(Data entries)
»»
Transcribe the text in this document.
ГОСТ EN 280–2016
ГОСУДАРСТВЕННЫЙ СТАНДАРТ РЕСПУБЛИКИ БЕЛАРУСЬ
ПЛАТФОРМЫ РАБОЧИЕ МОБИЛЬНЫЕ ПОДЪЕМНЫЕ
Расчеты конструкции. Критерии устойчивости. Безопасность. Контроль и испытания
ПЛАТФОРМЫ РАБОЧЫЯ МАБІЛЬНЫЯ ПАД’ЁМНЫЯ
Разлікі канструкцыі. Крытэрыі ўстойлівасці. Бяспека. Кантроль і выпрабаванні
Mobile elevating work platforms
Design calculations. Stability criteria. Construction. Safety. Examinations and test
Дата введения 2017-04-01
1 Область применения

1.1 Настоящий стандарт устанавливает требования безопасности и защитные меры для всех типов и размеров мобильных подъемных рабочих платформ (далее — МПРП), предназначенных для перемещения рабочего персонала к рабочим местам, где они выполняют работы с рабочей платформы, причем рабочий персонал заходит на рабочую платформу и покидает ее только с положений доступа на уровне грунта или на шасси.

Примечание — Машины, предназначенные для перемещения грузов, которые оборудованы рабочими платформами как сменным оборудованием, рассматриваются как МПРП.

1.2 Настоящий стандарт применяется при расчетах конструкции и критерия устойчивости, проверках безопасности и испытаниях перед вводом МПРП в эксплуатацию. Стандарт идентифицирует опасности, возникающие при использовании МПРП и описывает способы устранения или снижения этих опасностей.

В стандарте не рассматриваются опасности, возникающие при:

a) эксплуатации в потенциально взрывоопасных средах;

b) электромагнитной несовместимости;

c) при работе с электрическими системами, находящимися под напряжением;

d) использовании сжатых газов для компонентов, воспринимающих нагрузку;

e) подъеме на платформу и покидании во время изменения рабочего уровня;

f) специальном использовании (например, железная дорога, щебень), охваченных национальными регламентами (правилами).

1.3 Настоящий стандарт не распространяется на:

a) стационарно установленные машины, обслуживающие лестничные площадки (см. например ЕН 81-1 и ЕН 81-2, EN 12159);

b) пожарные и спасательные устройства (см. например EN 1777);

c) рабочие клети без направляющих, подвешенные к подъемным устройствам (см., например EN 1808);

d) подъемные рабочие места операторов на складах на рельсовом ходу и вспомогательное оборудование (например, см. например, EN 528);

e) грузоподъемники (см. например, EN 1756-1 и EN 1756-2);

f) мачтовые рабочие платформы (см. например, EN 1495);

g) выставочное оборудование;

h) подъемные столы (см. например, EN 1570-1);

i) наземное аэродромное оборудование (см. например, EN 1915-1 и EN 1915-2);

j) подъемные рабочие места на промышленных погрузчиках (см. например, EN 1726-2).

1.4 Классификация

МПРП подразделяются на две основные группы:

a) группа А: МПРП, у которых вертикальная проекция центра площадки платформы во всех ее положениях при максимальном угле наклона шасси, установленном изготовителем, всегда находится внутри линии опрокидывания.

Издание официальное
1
««
### Exercise brief
Copy out the material word for word and line for line.

### Result of this exercise
Transcribe the text in this document.
ГОСТ EN 280–2016
ГОСУДАРСТВЕННЫЙ СТАНДАРТ РЕСПУБЛИКИ БЕЛАРУСЬ
ПЛАТФОРМЫ РАБОЧИЕ МОБИЛЬНЫЕ ПОДЪЕМНЫЕ
Расчеты конструкции. Критерии устойчивости. Безопасность. Контроль и испытания
ПЛАТФОРМЫ РАБОЧЫЯ МАБІЛЬНЫЯ ПАД’ЁМНЫЯ
Разлікі канструкцыі. Крытэрыі ўстойлівасці. Бяспека. Кантроль і выпрабаванні
Mobile elevating work platforms
Design calculations. Stability criteria. Construction. Safety. Examinations and test
Дата введения 2017-04-01
1 Область применения

1.1 Настоящий стандарт устанавливает требования безопасности и защитные меры для всех типов и размеров мобильных подъемных рабочих платформ (далее — МПРП), предназначенных для перемещения рабочего персонала к рабочим местам, где они выполняют работы с рабочей платформы, причем рабочий персонал заходит на рабочую платформу и покидает ее только с положений доступа на уровне грунта или на шасси.

Примечание — Машины, предназначенные для перемещения грузов, которые оборудованы рабочими платформами как сменным оборудованием, рассматриваются как МПРП.

1.2 Настоящий стандарт применяется при расчетах конструкции и критерия устойчивости, проверках безопасности и испытаниях перед вводом МПРП в эксплуатацию. Стандарт идентифицирует опасности, возникающие при использовании МПРП и описывает способы устранения или снижения этих опасностей.

В стандарте не рассматриваются опасности, возникающие при:

a) эксплуатации в потенциально взрывоопасных средах;

b) электромагнитной несовместимости;

c) при работе с электрическими системами, находящимися под напряжением;

d) использовании сжатых газов для компонентов, воспринимающих нагрузку;

e) подъеме на платформу и покидании во время изменения рабочего уровня;

f) специальном использовании (например, железная дорога, щебень), охваченных национальными регламентами (правилами).

1.3 Настоящий стандарт не распространяется на:

a) стационарно установленные машины, обслуживающие лестничные площадки (см. например ЕН 81-1 и ЕН 81-2, EN 12159);

b) пожарные и спасательные устройства (см. например EN 1777);

c) рабочие клети без направляющих, подвешенные к подъемным устройствам (см., например EN 1808);

d) подъемные рабочие места операторов на складах на рельсовом ходу и вспомогательное оборудование (например, см. например, EN 528);

e) грузоподъемники (см. например, EN 1756-1 и EN 1756-2);

f) мачтовые рабочие платформы (см. например, EN 1495);

g) выставочное оборудование;

h) подъемные столы (см. например, EN 1570-1);

i) наземное аэродромное оборудование (см. например, EN 1915-1 и EN 1915-2);

j) подъемные рабочие места на промышленных погрузчиках (см. например, EN 1726-2).

1.4 Классификация

МПРП подразделяются на две основные группы:

a) группа А: МПРП, у которых вертикальная проекция центра площадки платформы во всех ее положениях при максимальном угле наклона шасси, установленном изготовителем, всегда находится внутри линии опрокидывания.

Издание официальное
1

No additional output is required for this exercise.